# [Description of the task]
The entries below should be output exactly as written.

# [Given entries]
○ ○ ○ ○ ○
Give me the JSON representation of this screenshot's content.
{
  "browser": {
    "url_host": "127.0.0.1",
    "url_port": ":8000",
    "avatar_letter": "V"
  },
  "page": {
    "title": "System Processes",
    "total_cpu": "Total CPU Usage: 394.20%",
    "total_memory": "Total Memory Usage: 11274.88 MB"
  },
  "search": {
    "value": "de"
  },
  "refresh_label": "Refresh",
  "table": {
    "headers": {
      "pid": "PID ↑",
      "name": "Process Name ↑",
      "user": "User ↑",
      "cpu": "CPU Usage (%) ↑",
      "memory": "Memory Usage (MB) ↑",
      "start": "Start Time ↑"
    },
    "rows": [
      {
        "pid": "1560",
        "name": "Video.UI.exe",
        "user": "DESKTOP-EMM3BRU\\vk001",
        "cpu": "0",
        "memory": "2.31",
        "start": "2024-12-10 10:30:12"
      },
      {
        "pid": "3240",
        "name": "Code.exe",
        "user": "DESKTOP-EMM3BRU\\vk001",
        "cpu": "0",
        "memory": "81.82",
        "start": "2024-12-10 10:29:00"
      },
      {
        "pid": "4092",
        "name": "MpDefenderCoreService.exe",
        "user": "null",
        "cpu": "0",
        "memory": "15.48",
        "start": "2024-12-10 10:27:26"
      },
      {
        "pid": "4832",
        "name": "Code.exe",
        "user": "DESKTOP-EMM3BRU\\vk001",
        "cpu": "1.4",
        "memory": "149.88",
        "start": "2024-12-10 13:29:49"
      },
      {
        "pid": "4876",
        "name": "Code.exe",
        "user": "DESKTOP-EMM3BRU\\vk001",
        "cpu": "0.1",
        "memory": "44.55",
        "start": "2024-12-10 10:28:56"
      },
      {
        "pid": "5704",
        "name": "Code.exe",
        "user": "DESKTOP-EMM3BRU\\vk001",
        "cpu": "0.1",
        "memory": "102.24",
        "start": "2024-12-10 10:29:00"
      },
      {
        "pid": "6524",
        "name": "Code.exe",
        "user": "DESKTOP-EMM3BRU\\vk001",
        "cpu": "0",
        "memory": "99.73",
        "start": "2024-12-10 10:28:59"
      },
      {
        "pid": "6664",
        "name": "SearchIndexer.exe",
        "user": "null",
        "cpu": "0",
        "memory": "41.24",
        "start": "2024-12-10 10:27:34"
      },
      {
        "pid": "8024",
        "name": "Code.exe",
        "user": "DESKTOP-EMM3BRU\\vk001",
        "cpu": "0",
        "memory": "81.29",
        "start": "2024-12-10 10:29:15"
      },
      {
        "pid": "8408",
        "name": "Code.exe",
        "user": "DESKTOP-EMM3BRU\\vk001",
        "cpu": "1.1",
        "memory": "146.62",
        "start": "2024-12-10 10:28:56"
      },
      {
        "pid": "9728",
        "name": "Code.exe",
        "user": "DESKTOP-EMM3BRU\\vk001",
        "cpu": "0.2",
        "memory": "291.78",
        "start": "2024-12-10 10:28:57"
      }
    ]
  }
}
○ ○ ○ ○ ○
# [Answer to this task]
Give me the JSON representation of this screenshot's content.
{
  "browser": {
    "url_host": "127.0.0.1",
    "url_port": ":8000",
    "avatar_letter": "V"
  },
  "page": {
    "title": "System Processes",
    "total_cpu": "Total CPU Usage: 394.20%",
    "total_memory": "Total Memory Usage: 11274.88 MB"
  },
  "search": {
    "value": "de"
  },
  "refresh_label": "Refresh",
  "table": {
    "headers": {
      "pid": "PID ↑",
      "name": "Process Name ↑",
      "user": "User ↑",
      "cpu": "CPU Usage (%) ↑",
      "memory": "Memory Usage (MB) ↑",
      "start": "Start Time ↑"
    },
    "rows": [
      {
        "pid": "1560",
        "name": "Video.UI.exe",
        "user": "DESKTOP-EMM3BRU\\vk001",
        "cpu": "0",
        "memory": "2.31",
        "start": "2024-12-10 10:30:12"
      },
      {
        "pid": "3240",
        "name": "Code.exe",
        "user": "DESKTOP-EMM3BRU\\vk001",
        "cpu": "0",
        "memory": "81.82",
        "start": "2024-12-10 10:29:00"
      },
      {
        "pid": "4092",
        "name": "MpDefenderCoreService.exe",
        "user": "null",
        "cpu": "0",
        "memory": "15.48",
        "start": "2024-12-10 10:27:26"
      },
      {
        "pid": "4832",
        "name": "Code.exe",
        "user": "DESKTOP-EMM3BRU\\vk001",
        "cpu": "1.4",
        "memory": "149.88",
        "start": "2024-12-10 13:29:49"
      },
      {
        "pid": "4876",
        "name": "Code.exe",
        "user": "DESKTOP-EMM3BRU\\vk001",
        "cpu": "0.1",
        "memory": "44.55",
        "start": "2024-12-10 10:28:56"
      },
      {
        "pid": "5704",
        "name": "Code.exe",
        "user": "DESKTOP-EMM3BRU\\vk001",
        "cpu": "0.1",
        "memory": "102.24",
        "start": "2024-12-10 10:29:00"
      },
      {
        "pid": "6524",
        "name": "Code.exe",
        "user": "DESKTOP-EMM3BRU\\vk001",
        "cpu": "0",
        "memory": "99.73",
        "start": "2024-12-10 10:28:59"
      },
      {
        "pid": "6664",
        "name": "SearchIndexer.exe",
        "user": "null",
        "cpu": "0",
        "memory": "41.24",
        "start": "2024-12-10 10:27:34"
      },
      {
        "pid": "8024",
        "name": "Code.exe",
        "user": "DESKTOP-EMM3BRU\\vk001",
        "cpu": "0",
        "memory": "81.29",
        "start": "2024-12-10 10:29:15"
      },
      {
        "pid": "8408",
        "name": "Code.exe",
        "user": "DESKTOP-EMM3BRU\\vk001",
        "cpu": "1.1",
        "memory": "146.62",
        "start": "2024-12-10 10:28:56"
      },
      {
        "pid": "9728",
        "name": "Code.exe",
        "user": "DESKTOP-EMM3BRU\\vk001",
        "cpu": "0.2",
        "memory": "291.78",
        "start": "2024-12-10 10:28:57"
      }
    ]
  }
}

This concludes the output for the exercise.